Task goal: Return the lines of the material below unchanged, starting at the line that contains "Detect and localize" and ending at the line that contains "video-preview xyxy=(5,46,722,586)", with both of those lines included.

######

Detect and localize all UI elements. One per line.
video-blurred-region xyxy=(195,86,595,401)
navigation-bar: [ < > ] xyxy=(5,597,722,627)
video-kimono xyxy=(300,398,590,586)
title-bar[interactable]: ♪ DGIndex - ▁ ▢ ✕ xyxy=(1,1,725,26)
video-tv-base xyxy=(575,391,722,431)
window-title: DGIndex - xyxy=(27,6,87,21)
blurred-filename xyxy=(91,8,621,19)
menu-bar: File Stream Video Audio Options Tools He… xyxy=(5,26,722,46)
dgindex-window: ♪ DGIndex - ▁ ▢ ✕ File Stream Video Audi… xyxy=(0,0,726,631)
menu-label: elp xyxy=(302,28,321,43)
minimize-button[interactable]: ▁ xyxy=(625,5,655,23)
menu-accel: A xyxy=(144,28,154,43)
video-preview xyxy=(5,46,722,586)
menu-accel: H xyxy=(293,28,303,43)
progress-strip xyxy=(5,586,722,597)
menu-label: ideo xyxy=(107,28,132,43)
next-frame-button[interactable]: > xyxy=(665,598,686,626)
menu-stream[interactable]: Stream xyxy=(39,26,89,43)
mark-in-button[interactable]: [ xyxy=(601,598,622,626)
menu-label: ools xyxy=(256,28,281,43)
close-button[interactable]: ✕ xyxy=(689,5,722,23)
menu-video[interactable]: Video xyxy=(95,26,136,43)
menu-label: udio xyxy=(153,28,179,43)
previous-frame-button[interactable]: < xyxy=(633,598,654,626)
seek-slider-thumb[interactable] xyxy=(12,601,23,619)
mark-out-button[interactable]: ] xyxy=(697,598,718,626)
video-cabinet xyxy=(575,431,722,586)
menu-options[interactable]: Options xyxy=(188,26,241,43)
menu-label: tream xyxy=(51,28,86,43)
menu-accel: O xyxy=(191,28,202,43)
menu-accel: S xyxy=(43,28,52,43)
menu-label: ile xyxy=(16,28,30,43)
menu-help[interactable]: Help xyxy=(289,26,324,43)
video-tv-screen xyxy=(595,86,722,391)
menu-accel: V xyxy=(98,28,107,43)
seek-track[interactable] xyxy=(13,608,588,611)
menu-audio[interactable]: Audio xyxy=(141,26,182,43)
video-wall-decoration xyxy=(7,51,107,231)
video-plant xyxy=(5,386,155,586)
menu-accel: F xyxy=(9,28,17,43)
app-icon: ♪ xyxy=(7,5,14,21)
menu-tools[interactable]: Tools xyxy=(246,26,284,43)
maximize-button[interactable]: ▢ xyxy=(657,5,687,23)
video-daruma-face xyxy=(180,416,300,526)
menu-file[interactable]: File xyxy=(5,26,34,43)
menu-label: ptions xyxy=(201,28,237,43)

######

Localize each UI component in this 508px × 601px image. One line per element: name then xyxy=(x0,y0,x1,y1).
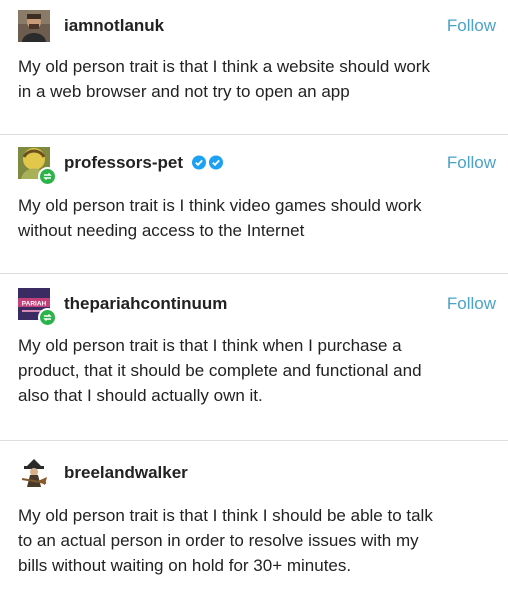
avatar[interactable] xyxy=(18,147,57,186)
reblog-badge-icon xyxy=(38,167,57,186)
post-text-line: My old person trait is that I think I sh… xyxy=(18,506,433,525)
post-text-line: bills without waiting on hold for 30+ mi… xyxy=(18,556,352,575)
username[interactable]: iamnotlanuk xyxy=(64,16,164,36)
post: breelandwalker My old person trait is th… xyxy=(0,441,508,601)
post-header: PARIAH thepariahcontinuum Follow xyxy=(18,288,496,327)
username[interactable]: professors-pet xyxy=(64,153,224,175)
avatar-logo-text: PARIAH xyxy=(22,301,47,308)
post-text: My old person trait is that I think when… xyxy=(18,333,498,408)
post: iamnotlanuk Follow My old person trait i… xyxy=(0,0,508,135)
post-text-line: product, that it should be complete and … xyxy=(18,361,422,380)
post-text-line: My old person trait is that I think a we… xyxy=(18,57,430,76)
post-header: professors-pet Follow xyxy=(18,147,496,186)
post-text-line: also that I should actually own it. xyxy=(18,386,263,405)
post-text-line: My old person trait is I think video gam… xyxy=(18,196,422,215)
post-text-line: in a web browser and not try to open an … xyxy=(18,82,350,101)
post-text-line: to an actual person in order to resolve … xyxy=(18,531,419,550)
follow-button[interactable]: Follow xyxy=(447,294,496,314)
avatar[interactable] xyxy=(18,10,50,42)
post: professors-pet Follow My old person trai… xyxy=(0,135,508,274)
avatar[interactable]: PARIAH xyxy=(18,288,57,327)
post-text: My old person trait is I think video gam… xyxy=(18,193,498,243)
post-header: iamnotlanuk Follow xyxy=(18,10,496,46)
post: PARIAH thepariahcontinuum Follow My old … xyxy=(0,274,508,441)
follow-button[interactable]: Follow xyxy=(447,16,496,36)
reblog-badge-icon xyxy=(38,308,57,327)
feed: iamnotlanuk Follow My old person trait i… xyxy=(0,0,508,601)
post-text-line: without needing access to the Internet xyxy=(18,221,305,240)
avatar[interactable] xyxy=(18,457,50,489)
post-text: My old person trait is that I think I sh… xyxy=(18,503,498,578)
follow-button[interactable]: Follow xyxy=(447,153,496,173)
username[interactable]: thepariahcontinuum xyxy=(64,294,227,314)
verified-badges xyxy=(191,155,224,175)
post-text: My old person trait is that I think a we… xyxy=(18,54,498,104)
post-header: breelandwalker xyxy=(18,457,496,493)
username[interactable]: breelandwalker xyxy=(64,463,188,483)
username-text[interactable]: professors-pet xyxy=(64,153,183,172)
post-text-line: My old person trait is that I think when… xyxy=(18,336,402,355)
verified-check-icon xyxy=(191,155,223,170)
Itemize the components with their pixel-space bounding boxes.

######

Solved exercise:
Detect and localize all UI elements. One per line.
video-blurred-region xyxy=(195,86,595,401)
navigation-bar: [ < > ] xyxy=(5,597,722,627)
video-kimono xyxy=(300,398,590,586)
title-bar[interactable]: ♪ DGIndex - ▁ ▢ ✕ xyxy=(1,1,725,26)
video-tv-base xyxy=(575,391,722,431)
window-title: DGIndex - xyxy=(27,6,87,21)
blurred-filename xyxy=(91,8,621,19)
menu-bar: File Stream Video Audio Options Tools He… xyxy=(5,26,722,46)
dgindex-window: ♪ DGIndex - ▁ ▢ ✕ File Stream Video Audi… xyxy=(0,0,726,631)
menu-label: elp xyxy=(302,28,321,43)
minimize-button[interactable]: ▁ xyxy=(625,5,655,23)
menu-accel: A xyxy=(144,28,154,43)
video-preview xyxy=(5,46,722,586)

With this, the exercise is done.